**Exercise goal**
Strip the pictures and reproduce the rest of the listing exactly.
* * * * *
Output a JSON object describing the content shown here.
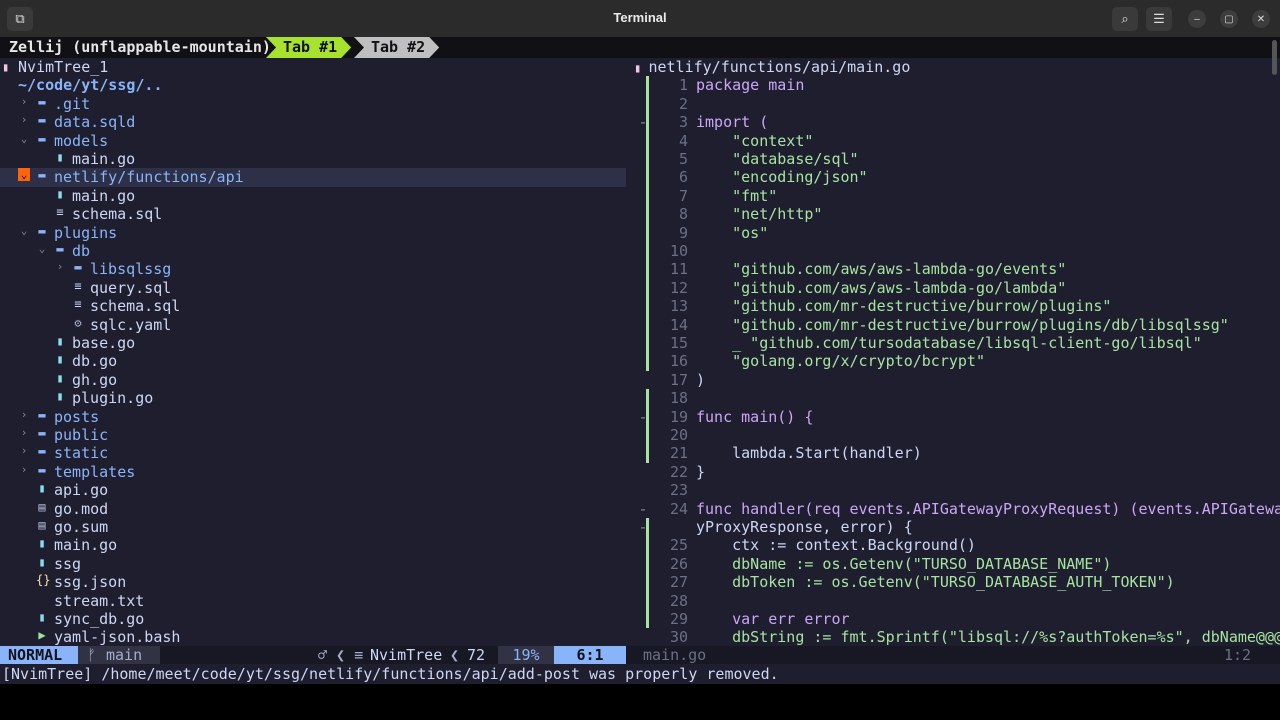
{
  "window": {
    "title": "Terminal"
  },
  "zellij": {
    "session": "Zellij (unflappable-mountain)",
    "tab1": "Tab #1",
    "tab2": "Tab #2"
  },
  "tree": {
    "header": "NvimTree_1",
    "root": "~/code/yt/ssg/..",
    "items": [
      {
        "label": ".git"
      },
      {
        "label": "data.sqld"
      },
      {
        "label": "models"
      },
      {
        "label": "main.go"
      },
      {
        "label": "netlify/functions/api"
      },
      {
        "label": "main.go"
      },
      {
        "label": "schema.sql"
      },
      {
        "label": "plugins"
      },
      {
        "label": "db"
      },
      {
        "label": "libsqlssg"
      },
      {
        "label": "query.sql"
      },
      {
        "label": "schema.sql"
      },
      {
        "label": "sqlc.yaml"
      },
      {
        "label": "base.go"
      },
      {
        "label": "db.go"
      },
      {
        "label": "gh.go"
      },
      {
        "label": "plugin.go"
      },
      {
        "label": "posts"
      },
      {
        "label": "public"
      },
      {
        "label": "static"
      },
      {
        "label": "templates"
      },
      {
        "label": "api.go"
      },
      {
        "label": "go.mod"
      },
      {
        "label": "go.sum"
      },
      {
        "label": "main.go"
      },
      {
        "label": "ssg"
      },
      {
        "label": "ssg.json"
      },
      {
        "label": "stream.txt"
      },
      {
        "label": "sync_db.go"
      },
      {
        "label": "yaml-json.bash"
      }
    ]
  },
  "editor": {
    "file": "netlify/functions/api/main.go",
    "lines": [
      {
        "n": "1",
        "t": "package main"
      },
      {
        "n": "2",
        "t": ""
      },
      {
        "n": "3",
        "t": "import ("
      },
      {
        "n": "4",
        "t": "    \"context\""
      },
      {
        "n": "5",
        "t": "    \"database/sql\""
      },
      {
        "n": "6",
        "t": "    \"encoding/json\""
      },
      {
        "n": "7",
        "t": "    \"fmt\""
      },
      {
        "n": "8",
        "t": "    \"net/http\""
      },
      {
        "n": "9",
        "t": "    \"os\""
      },
      {
        "n": "10",
        "t": ""
      },
      {
        "n": "11",
        "t": "    \"github.com/aws/aws-lambda-go/events\""
      },
      {
        "n": "12",
        "t": "    \"github.com/aws/aws-lambda-go/lambda\""
      },
      {
        "n": "13",
        "t": "    \"github.com/mr-destructive/burrow/plugins\""
      },
      {
        "n": "14",
        "t": "    \"github.com/mr-destructive/burrow/plugins/db/libsqlssg\""
      },
      {
        "n": "15",
        "t": "    _ \"github.com/tursodatabase/libsql-client-go/libsql\""
      },
      {
        "n": "16",
        "t": "    \"golang.org/x/crypto/bcrypt\""
      },
      {
        "n": "17",
        "t": ")"
      },
      {
        "n": "18",
        "t": ""
      },
      {
        "n": "19",
        "t": "func main() {"
      },
      {
        "n": "20",
        "t": ""
      },
      {
        "n": "21",
        "t": "    lambda.Start(handler)"
      },
      {
        "n": "22",
        "t": "}"
      },
      {
        "n": "23",
        "t": ""
      },
      {
        "n": "24",
        "t": "func handler(req events.APIGatewayProxyRequest) (events.APIGatewa"
      },
      {
        "n": "",
        "t": "yProxyResponse, error) {"
      },
      {
        "n": "25",
        "t": "    ctx := context.Background()"
      },
      {
        "n": "26",
        "t": "    dbName := os.Getenv(\"TURSO_DATABASE_NAME\")"
      },
      {
        "n": "27",
        "t": "    dbToken := os.Getenv(\"TURSO_DATABASE_AUTH_TOKEN\")"
      },
      {
        "n": "28",
        "t": ""
      },
      {
        "n": "29",
        "t": "    var err error"
      },
      {
        "n": "30",
        "t": "    dbString := fmt.Sprintf(\"libsql://%s?authToken=%s\", dbName@@@"
      }
    ]
  },
  "status": {
    "mode": "NORMAL",
    "branch": "main",
    "center": "NvimTree",
    "lines": "72",
    "percent": "19%",
    "pos": "6:1",
    "right_file": "main.go",
    "right_pos": "1:2"
  },
  "cmdline": "[NvimTree] /home/meet/code/yt/ssg/netlify/functions/api/add-post was properly removed.",
  "colors": {
    "tab_active": "#a6e22e",
    "tab_inactive": "#bfbfbf",
    "mode_bg": "#89b4fa",
    "git_added": "#a6e3a1"
  }
}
* * * * *
**Correct result**
Output a JSON object describing the content shown here.
{
  "window": {
    "title": "Terminal"
  },
  "zellij": {
    "session": "Zellij (unflappable-mountain)",
    "tab1": "Tab #1",
    "tab2": "Tab #2"
  },
  "tree": {
    "header": "NvimTree_1",
    "root": "~/code/yt/ssg/..",
    "items": [
      {
        "label": ".git"
      },
      {
        "label": "data.sqld"
      },
      {
        "label": "models"
      },
      {
        "label": "main.go"
      },
      {
        "label": "netlify/functions/api"
      },
      {
        "label": "main.go"
      },
      {
        "label": "schema.sql"
      },
      {
        "label": "plugins"
      },
      {
        "label": "db"
      },
      {
        "label": "libsqlssg"
      },
      {
        "label": "query.sql"
      },
      {
        "label": "schema.sql"
      },
      {
        "label": "sqlc.yaml"
      },
      {
        "label": "base.go"
      },
      {
        "label": "db.go"
      },
      {
        "label": "gh.go"
      },
      {
        "label": "plugin.go"
      },
      {
        "label": "posts"
      },
      {
        "label": "public"
      },
      {
        "label": "static"
      },
      {
        "label": "templates"
      },
      {
        "label": "api.go"
      },
      {
        "label": "go.mod"
      },
      {
        "label": "go.sum"
      },
      {
        "label": "main.go"
      },
      {
        "label": "ssg"
      },
      {
        "label": "ssg.json"
      },
      {
        "label": "stream.txt"
      },
      {
        "label": "sync_db.go"
      },
      {
        "label": "yaml-json.bash"
      }
    ]
  },
  "editor": {
    "file": "netlify/functions/api/main.go",
    "lines": [
      {
        "n": "1",
        "t": "package main"
      },
      {
        "n": "2",
        "t": ""
      },
      {
        "n": "3",
        "t": "import ("
      },
      {
        "n": "4",
        "t": "    \"context\""
      },
      {
        "n": "5",
        "t": "    \"database/sql\""
      },
      {
        "n": "6",
        "t": "    \"encoding/json\""
      },
      {
        "n": "7",
        "t": "    \"fmt\""
      },
      {
        "n": "8",
        "t": "    \"net/http\""
      },
      {
        "n": "9",
        "t": "    \"os\""
      },
      {
        "n": "10",
        "t": ""
      },
      {
        "n": "11",
        "t": "    \"github.com/aws/aws-lambda-go/events\""
      },
      {
        "n": "12",
        "t": "    \"github.com/aws/aws-lambda-go/lambda\""
      },
      {
        "n": "13",
        "t": "    \"github.com/mr-destructive/burrow/plugins\""
      },
      {
        "n": "14",
        "t": "    \"github.com/mr-destructive/burrow/plugins/db/libsqlssg\""
      },
      {
        "n": "15",
        "t": "    _ \"github.com/tursodatabase/libsql-client-go/libsql\""
      },
      {
        "n": "16",
        "t": "    \"golang.org/x/crypto/bcrypt\""
      },
      {
        "n": "17",
        "t": ")"
      },
      {
        "n": "18",
        "t": ""
      },
      {
        "n": "19",
        "t": "func main() {"
      },
      {
        "n": "20",
        "t": ""
      },
      {
        "n": "21",
        "t": "    lambda.Start(handler)"
      },
      {
        "n": "22",
        "t": "}"
      },
      {
        "n": "23",
        "t": ""
      },
      {
        "n": "24",
        "t": "func handler(req events.APIGatewayProxyRequest) (events.APIGatewa"
      },
      {
        "n": "",
        "t": "yProxyResponse, error) {"
      },
      {
        "n": "25",
        "t": "    ctx := context.Background()"
      },
      {
        "n": "26",
        "t": "    dbName := os.Getenv(\"TURSO_DATABASE_NAME\")"
      },
      {
        "n": "27",
        "t": "    dbToken := os.Getenv(\"TURSO_DATABASE_AUTH_TOKEN\")"
      },
      {
        "n": "28",
        "t": ""
      },
      {
        "n": "29",
        "t": "    var err error"
      },
      {
        "n": "30",
        "t": "    dbString := fmt.Sprintf(\"libsql://%s?authToken=%s\", dbName@@@"
      }
    ]
  },
  "status": {
    "mode": "NORMAL",
    "branch": "main",
    "center": "NvimTree",
    "lines": "72",
    "percent": "19%",
    "pos": "6:1",
    "right_file": "main.go",
    "right_pos": "1:2"
  },
  "cmdline": "[NvimTree] /home/meet/code/yt/ssg/netlify/functions/api/add-post was properly removed.",
  "colors": {
    "tab_active": "#a6e22e",
    "tab_inactive": "#bfbfbf",
    "mode_bg": "#89b4fa",
    "git_added": "#a6e3a1"
  }
}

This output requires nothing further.